STORED ROWS —
— START —

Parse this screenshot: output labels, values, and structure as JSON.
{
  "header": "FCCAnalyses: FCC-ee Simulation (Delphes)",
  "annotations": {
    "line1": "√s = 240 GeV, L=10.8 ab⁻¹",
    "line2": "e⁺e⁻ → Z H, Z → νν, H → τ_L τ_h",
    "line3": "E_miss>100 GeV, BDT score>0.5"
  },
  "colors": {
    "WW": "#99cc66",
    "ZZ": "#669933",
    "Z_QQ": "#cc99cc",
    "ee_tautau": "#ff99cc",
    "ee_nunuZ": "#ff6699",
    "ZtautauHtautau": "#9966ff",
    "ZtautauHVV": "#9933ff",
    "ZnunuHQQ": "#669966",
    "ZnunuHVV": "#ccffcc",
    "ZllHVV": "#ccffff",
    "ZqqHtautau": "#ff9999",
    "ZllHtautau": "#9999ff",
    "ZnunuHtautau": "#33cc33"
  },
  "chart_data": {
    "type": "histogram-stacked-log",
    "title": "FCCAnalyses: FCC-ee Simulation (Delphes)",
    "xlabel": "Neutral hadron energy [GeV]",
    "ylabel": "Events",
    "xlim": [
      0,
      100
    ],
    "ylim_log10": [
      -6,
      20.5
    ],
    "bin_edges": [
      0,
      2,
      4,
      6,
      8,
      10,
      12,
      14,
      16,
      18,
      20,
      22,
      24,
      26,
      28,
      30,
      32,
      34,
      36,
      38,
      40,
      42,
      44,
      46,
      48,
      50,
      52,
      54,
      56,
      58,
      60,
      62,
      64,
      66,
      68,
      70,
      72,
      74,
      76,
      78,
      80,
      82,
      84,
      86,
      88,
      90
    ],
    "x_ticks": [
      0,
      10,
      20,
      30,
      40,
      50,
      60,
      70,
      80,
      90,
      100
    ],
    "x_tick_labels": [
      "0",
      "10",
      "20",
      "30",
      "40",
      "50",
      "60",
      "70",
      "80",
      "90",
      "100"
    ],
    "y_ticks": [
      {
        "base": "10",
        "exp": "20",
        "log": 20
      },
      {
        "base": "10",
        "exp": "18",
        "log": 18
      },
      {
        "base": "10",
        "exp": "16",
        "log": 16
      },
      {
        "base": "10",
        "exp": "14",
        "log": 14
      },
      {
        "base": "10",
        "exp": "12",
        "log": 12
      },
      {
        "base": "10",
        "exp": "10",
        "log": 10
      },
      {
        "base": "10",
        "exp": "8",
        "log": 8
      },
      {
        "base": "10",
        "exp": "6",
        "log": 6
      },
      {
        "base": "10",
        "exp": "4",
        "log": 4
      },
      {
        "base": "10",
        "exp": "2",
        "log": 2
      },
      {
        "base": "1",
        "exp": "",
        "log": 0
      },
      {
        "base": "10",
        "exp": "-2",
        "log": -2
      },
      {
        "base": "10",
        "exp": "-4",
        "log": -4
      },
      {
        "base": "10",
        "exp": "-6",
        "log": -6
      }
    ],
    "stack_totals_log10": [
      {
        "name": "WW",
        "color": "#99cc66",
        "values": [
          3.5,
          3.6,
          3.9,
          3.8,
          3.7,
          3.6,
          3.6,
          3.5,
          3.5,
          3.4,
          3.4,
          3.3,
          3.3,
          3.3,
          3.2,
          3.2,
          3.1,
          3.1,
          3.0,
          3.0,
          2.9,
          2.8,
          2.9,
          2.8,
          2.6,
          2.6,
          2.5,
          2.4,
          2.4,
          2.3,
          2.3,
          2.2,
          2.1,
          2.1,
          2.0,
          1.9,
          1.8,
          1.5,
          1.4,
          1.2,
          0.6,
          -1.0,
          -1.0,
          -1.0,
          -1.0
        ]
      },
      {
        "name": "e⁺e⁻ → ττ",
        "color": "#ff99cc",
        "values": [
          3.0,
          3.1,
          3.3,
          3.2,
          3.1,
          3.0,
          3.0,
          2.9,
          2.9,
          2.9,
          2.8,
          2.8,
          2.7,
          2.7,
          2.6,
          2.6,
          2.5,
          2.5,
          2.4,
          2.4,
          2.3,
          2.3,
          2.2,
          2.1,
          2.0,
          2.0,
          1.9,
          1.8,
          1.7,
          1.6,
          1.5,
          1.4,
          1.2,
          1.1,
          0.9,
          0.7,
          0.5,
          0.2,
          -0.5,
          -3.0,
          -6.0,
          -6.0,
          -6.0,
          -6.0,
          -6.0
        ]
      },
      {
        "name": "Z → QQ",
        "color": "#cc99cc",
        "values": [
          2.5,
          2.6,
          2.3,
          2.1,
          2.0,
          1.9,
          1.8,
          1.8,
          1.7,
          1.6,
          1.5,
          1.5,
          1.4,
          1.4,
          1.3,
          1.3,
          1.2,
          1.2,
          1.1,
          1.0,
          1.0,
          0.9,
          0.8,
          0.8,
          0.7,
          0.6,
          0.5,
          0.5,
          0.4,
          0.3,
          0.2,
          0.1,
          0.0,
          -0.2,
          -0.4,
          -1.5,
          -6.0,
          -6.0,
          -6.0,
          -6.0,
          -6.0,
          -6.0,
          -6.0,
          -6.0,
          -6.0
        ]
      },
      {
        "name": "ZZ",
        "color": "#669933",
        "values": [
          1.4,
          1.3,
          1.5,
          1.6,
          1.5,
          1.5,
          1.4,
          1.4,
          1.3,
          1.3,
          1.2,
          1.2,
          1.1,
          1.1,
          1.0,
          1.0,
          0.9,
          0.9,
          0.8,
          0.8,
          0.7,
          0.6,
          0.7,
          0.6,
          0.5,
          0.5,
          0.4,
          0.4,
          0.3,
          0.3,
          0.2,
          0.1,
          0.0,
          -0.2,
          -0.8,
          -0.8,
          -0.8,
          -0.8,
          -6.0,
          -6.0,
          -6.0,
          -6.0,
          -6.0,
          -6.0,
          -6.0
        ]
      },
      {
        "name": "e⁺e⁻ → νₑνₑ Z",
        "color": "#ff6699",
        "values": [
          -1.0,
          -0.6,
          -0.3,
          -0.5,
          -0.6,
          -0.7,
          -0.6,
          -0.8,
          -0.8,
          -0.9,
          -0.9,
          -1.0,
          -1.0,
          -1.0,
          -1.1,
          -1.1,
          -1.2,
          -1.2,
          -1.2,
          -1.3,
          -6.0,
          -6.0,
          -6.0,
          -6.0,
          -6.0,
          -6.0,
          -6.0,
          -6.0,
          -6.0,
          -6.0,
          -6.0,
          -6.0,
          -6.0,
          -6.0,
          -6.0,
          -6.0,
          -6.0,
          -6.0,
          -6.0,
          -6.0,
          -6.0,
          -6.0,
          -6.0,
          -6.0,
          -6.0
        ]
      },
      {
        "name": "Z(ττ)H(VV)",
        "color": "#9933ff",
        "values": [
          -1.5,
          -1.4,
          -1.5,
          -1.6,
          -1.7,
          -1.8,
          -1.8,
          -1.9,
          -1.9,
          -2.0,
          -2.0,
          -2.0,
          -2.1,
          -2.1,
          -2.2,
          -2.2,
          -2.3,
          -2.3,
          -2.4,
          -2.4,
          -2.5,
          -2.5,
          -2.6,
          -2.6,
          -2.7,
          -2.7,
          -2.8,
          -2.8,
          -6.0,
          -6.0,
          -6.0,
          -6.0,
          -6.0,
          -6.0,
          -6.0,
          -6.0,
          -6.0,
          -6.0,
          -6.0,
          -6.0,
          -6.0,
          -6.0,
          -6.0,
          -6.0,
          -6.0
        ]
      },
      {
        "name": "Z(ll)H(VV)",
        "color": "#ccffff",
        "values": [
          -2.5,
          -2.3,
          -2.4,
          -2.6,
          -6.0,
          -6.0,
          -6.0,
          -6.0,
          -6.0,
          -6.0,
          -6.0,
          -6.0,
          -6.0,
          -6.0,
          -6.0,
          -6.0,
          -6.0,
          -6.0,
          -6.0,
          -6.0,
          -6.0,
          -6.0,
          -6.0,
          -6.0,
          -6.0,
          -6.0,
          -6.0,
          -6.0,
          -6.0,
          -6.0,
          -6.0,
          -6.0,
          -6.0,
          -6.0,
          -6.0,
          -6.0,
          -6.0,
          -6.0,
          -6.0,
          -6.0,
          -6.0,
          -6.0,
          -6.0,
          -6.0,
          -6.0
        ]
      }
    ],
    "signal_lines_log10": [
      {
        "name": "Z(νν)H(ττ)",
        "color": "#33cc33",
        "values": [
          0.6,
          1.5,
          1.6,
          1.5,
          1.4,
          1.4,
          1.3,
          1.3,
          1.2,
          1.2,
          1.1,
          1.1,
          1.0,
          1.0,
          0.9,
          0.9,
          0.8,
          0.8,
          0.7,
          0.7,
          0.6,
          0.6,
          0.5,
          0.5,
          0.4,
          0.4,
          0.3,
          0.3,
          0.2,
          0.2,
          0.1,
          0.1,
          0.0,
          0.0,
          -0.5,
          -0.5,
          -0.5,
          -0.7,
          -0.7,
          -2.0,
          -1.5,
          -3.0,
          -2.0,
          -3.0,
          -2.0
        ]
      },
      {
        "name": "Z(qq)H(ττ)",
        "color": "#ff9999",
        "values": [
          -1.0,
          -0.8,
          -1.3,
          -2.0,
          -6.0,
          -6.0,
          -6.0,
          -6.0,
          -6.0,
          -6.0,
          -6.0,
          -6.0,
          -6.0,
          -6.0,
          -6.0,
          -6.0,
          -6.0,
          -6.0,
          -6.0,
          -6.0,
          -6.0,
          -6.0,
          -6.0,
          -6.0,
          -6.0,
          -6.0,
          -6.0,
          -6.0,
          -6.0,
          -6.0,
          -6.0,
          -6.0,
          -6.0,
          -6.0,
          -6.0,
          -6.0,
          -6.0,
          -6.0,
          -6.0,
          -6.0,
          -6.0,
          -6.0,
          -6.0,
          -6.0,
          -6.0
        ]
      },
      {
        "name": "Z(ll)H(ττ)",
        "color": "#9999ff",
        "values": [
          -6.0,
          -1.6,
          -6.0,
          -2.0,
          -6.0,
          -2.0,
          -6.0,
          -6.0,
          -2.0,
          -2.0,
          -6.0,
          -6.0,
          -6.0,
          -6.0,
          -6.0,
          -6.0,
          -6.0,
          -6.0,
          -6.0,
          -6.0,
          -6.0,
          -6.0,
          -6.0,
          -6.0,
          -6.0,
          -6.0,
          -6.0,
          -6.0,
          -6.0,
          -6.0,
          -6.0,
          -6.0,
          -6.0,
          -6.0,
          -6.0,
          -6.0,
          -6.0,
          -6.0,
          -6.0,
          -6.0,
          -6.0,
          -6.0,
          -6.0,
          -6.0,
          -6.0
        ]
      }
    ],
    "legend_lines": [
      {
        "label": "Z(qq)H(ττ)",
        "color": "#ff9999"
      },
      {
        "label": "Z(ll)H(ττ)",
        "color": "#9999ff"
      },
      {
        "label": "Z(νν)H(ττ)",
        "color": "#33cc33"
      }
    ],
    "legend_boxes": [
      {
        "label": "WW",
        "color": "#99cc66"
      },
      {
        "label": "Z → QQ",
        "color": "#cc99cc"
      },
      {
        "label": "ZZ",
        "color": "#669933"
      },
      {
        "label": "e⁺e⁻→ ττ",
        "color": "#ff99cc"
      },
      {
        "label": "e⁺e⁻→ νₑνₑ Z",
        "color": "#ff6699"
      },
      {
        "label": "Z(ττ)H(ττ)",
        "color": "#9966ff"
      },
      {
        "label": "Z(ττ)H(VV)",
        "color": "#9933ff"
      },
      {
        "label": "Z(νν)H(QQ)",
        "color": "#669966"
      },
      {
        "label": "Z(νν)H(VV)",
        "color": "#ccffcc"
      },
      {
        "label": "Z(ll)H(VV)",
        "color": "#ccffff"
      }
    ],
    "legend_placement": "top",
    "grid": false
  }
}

— END —

TASK BRIEF — Your answer should be a single number: the count of lines containing the word "name".

EXERCISE SOLUTION — 10